------ Excerto

A afirmação é do vice-primeiro-ministro, Olavo Correia, que em declarações à imprensa e, em jeito de balanço, avaliou de “positiva” a reunião desse órgão de carácter consultivo realizada esta terça-feira, na cidade da Praia, que tinha como objectivo apreciar e aprovar a Ambição 2030 (Agenda Estratégica de Desenvolvimento Sustentável de Cabo Verde – ODS).

Olavo Correia afirmou que após esta aprovação o colectivo vai dar, de “imediato”, andamento ao “processo de elaboração desta visão” e realçou que Cabo verde não falhou em relação aos Objectivos de Desenvolvimento do Milénio (ODM) e, por isso, não poderá falhar com os ODS.

Para que isso aconteça, sustentou, todos os cabo-verdianos devem participar na construção desta visão, um processo que, segundo disse, pode redundar-se na criação e uma ambição para horizonte 2030.

------------
------ Dados apresentados

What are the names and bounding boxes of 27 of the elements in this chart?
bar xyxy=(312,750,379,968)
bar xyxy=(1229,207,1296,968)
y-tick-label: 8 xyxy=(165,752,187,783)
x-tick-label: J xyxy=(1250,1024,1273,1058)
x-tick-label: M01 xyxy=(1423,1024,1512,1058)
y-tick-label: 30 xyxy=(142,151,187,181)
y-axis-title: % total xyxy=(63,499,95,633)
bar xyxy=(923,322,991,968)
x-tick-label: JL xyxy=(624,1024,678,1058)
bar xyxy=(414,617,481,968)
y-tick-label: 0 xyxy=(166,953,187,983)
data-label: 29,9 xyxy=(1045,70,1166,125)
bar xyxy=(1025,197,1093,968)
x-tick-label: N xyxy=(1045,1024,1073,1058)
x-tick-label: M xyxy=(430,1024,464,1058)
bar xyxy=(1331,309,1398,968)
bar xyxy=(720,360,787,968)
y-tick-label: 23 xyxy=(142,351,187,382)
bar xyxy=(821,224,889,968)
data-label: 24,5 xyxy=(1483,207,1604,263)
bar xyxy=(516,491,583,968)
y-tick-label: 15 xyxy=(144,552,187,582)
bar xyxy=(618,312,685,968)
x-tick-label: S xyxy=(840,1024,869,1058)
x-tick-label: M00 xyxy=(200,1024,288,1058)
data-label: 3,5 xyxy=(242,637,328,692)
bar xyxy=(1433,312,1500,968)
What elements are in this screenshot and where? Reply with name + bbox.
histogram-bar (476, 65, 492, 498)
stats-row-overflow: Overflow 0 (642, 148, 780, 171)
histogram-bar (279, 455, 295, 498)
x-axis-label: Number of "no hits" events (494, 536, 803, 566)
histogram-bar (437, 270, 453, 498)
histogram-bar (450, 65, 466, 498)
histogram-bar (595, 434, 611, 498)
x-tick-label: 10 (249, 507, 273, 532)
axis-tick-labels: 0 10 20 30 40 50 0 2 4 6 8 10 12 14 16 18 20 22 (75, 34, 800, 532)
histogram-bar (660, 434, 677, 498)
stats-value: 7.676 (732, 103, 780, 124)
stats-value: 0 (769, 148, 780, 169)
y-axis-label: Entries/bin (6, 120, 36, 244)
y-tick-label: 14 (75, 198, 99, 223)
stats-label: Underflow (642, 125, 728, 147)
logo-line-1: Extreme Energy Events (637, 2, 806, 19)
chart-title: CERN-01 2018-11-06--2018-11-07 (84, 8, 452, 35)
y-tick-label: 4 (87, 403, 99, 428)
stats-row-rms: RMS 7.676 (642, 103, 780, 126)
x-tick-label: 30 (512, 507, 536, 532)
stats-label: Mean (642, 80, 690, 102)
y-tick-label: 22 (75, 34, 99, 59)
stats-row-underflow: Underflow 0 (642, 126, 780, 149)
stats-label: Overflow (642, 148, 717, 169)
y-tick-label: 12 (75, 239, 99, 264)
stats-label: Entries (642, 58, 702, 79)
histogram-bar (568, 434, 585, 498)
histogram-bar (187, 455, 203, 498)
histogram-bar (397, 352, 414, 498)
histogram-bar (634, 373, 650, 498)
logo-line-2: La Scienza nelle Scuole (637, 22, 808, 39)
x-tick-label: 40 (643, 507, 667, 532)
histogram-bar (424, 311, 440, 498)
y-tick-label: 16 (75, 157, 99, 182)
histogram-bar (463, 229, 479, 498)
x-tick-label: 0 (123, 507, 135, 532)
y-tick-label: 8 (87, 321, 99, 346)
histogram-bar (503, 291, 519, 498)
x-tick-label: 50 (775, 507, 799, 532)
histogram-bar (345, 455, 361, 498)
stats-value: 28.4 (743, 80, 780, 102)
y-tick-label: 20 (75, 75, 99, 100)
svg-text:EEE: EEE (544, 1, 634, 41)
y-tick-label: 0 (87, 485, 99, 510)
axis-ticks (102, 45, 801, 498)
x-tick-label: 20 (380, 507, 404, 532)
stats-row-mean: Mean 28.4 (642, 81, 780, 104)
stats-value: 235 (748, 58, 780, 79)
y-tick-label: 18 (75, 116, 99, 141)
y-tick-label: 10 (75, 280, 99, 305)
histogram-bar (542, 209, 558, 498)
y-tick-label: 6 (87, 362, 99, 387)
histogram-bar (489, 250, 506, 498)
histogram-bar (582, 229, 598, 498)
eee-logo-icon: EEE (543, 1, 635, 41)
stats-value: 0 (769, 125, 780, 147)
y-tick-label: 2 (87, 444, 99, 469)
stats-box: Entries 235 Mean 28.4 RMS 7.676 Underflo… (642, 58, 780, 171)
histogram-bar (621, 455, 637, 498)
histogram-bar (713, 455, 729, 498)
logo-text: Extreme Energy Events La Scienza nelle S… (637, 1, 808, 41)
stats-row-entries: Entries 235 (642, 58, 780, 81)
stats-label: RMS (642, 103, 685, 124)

------------

Reescreva o excerto de "A afirmação é" a "para horizonte 2030.", trocando "ODS" por "Objectivos de Desenvolvimento Sustentável".

A afirmação é do vice-primeiro-ministro, Olavo Correia, que em declarações à imprensa e, em jeito de balanço, avaliou de “positiva” a reunião desse órgão de carácter consultivo realizada esta terça-feira, na cidade da Praia, que tinha como objectivo apreciar e aprovar a Ambição 2030 (Agenda Estratégica de Desenvolvimento Sustentável de Cabo Verde – Objectivos de Desenvolvimento Sustentável).

Olavo Correia afirmou que após esta aprovação o colectivo vai dar, de “imediato”, andamento ao “processo de elaboração desta visão” e realçou que Cabo verde não falhou em relação aos Objectivos de Desenvolvimento do Milénio (ODM) e, por isso, não poderá falhar com os Objectivos de Desenvolvimento Sustentável.

Para que isso aconteça, sustentou, todos os cabo-verdianos devem participar na construção desta visão, um processo que, segundo disse, pode redundar-se na criação e uma ambição para horizonte 2030.